## Study text
┌──
Directed by William Shatner

Story by William shatner & Harve Bennett & David Loughery, screenplay by David Loughery.

 

  1. Nimbus III - apparently this is where the Futurama writers got the name for Zapp Brannigan's flagship.
  2. I have no beef with Laurence Luckinbill's performance as Sybok. I just can't personally buy the whole "Sybok as Spock's long-lost half-brother" idea.  It just doesn't work for me in terms of my idea of Spock as a character.  Even if they'd made him Spock's uncle or something, I think I could buy into it better. YMMV, of course.
  3. Sybok's littlle buddy is called J'onn,  apparently. A Martian Manhunter fan in there, somewhere?
  4. The score by Jerry Goldsmith was OK.
  5. The camping scenes with Kirk, Spock and McCoy were fun. One did get a sense of three guys that have known one another for a long time.
  6. I also liked the characters of St. John Talbot (David Warner), General Korrd (Charles Cooper) and Caitlin Dar (Cynthia Gouw). I wouldn't have minded a story of the three of them having an exploit together.  I'd love to know how a Romulan got an Irish name!
  7. Hmm, fanatics following a charismatic leader come riding out of the desert to attack an outpost of "civilization". That story sounds familiar.
  8. There's a hint of a possible relationship between Scotty and Uhura here, which I don't recall them doing much with afterwards.
  9. "Bourbon and beans, an explosive combination."
  10. "I've always known I'll die alone."  Way to bring everyone down, Captain Morbid!
  11. "I am preparing to toast a marshmelon."  I suspect Spock of trying to be funny, here. And McCoy doesn't get it that he's joking.
  12. "Were we having a good time?"  Now I"m sure he's being funny.
  13. I liked Klaa and Vixis - a fun Klingon "power couple".
  14. I think they overdo the whole "the ship is in lousy shape" bit.  I'd expect someone to be cashiered for the ship being in such poor condition.
  15. And once again, they're the only ship available to go.
  16. As for Uhura's fan dance - not a choice I'd have made for that character, were I writing this.
  17. "Hold your horse, Captain."  And then he neck pinches a horse!
  18. "The great barrier at the center of the galaxy."  I thought the barrier was at the edge of the galaxy.
  19. Scotty knocking himself out is kind of lame. Also, Sybok takes over the ship too easily.
  20. "Sha Ka Ree - the source".  He wants to breach the Sourcewall!
  21. "Don't just stand there, God's a busy man."  Surely God has all the time in the world?
  22. I also don't like that they let the Klingons sneak up on them.
  23. "What does God need with a starship?"
  24. So, we end up with yet another false/incomplete/failed (strike where applicable) god character.
  25. "Damn you, sir. You will try."  Spock's got the hang of bad language, now. 
  26. "Please, Captain, not in front of the Klingons."
  27. Apparently, a "Melody Shatner" played a yeoman in this. A Shatnerdaughter, I assume.
  28. And Harve Bennett played a Starfleet rep.  Always nice when you can put yourself in your pictures.
└──
## What to work on
1) In the film notes, who wrote the score?
2) Carry on the film notes from where they stop.

Rows from a data source:
┌──
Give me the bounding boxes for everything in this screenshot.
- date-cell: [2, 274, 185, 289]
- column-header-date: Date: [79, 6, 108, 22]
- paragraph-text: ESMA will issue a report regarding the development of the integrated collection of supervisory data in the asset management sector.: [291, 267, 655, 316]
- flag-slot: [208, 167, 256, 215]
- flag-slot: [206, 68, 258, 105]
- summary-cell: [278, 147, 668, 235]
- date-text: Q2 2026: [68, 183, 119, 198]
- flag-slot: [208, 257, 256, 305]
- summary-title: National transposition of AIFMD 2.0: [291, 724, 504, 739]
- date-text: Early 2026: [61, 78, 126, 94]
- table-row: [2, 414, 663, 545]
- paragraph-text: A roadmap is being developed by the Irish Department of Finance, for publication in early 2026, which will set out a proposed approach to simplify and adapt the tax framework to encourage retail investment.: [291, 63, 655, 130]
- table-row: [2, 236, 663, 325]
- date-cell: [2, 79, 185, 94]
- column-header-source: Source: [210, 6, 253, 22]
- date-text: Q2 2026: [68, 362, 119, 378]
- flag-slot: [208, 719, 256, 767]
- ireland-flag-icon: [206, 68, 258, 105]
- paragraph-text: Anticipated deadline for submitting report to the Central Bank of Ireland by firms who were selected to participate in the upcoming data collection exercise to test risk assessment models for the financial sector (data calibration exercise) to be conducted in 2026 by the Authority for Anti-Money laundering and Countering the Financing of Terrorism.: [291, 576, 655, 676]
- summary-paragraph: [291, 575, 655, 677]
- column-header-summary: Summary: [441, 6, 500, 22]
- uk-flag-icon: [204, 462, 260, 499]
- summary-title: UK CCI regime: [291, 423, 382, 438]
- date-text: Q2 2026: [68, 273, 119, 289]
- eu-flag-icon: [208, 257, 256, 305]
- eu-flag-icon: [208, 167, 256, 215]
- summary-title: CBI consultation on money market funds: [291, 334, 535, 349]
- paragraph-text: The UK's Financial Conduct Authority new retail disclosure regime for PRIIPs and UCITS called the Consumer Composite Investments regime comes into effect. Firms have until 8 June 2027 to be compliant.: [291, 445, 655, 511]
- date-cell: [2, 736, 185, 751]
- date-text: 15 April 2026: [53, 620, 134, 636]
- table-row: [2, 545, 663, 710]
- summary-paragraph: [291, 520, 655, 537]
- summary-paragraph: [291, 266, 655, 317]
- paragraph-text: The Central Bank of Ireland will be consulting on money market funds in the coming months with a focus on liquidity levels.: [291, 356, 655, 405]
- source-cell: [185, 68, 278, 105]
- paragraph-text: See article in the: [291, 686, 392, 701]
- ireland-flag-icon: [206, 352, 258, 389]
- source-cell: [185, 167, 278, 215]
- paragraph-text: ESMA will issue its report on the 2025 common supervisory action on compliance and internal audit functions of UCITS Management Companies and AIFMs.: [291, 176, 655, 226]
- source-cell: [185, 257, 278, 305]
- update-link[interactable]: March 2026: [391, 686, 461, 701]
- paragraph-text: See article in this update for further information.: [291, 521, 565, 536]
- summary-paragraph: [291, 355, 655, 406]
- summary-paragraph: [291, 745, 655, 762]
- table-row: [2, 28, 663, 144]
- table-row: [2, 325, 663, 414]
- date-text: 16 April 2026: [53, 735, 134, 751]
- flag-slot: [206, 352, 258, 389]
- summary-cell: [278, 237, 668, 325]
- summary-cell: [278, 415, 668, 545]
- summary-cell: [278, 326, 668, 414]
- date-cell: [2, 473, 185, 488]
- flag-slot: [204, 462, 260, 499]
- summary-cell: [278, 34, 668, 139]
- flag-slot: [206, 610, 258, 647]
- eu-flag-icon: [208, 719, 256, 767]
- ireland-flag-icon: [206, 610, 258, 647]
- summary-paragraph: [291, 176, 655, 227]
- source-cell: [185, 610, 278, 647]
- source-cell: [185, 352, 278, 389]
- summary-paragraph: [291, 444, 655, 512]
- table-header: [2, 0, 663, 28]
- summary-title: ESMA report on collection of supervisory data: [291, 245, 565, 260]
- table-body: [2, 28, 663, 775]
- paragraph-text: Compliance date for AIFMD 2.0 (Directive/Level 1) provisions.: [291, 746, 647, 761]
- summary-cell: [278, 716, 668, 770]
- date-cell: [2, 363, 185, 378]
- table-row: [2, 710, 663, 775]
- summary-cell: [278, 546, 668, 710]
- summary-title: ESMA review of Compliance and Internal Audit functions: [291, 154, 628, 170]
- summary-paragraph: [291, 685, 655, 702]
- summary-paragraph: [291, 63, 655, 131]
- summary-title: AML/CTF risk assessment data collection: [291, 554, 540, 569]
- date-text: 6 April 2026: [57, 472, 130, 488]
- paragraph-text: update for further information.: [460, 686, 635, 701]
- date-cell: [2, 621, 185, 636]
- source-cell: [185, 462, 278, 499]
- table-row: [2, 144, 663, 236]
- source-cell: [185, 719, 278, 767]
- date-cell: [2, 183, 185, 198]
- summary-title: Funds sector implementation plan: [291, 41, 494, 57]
└──
## Answers provided
1) Jerry Goldsmith.

2)
Overall:  I was surprised by this picture. I had remembered it as being the worst one they did. Well, I think I still feel that way, but it had alot of good moments. I think that with a little re-writing and some judicious editing, this could've been quite good.

I few good moments but beyond that I didn't like it either.

It didn't have the ending that Shatner wanted.

And they made Spock an only child in the TV series to prevent writers from using Spock-siblings as story ideas.

This was the fruit of the deal Leonard Nimoy made to revive the Spock character after he was killed off in Star Trek II: The Wrath of Khan. To wit: He agreed to come back in the third movie if he could direct an installment in the series, which he did, Star Trek IV: The Voyage Home. Well, William Shatner couldn't abide Nimoy getting to direct a movie if he didn't get to direct a movie, so Shatner got his turn, with Star Trek V: The Final Frontier.

Star Trek IV: The Voyage Home is well-regarded as a popular favorite in the series. Star Trek V: The Final Frontier cemented the popular notion that the even-numbered movies in the series are the good ones, and the odd-numbered movies are bad.

Yes, Trek V gives us lots of the Big Three, but I found their interactions simplistic and clumsy.

As General Korrd turned out to be key to the resolution, they shouldn't have portrayed him as a rude, drunken fool right up to the end.

Bad playing by the rest of the cast (some good actors, and that Romulan non-actress) resulted in Luckinbill getting over-praised by contrast. Heck, there's no wrong way to play a crazy holy man, but he almost did. "Very well, do what you have to but no more." "He has his doubts!"  Makes me wince.

I dunno, maybe they need a director. I remember Shatner making the rounds of the talk shows thinking it was the best damn picture ever. He seemed to think that "Nimbus Three" was really clever.

Goldsmith's score was the only good thing about it.

We start with a dedication to the crew of Challenger, which I thought was a nice touch.

Unfortunately, today they would have to include Columbia. And maybe a nod to Apollo I.

The "Leningrad" reference dates the film a little

For those who don't know, the city name Leningrad has reverted to its old name of St. Petersburg; Stalingrad, to Volgograd. Of course Chekhov might not be wrong. Putin probably wants to change them back again.

"This is an extremely primitive and paranoid culture." Lots of dumping on the 20th Century in this.

We couldn't be too bad or Star Fleet wouldn't have ever existed.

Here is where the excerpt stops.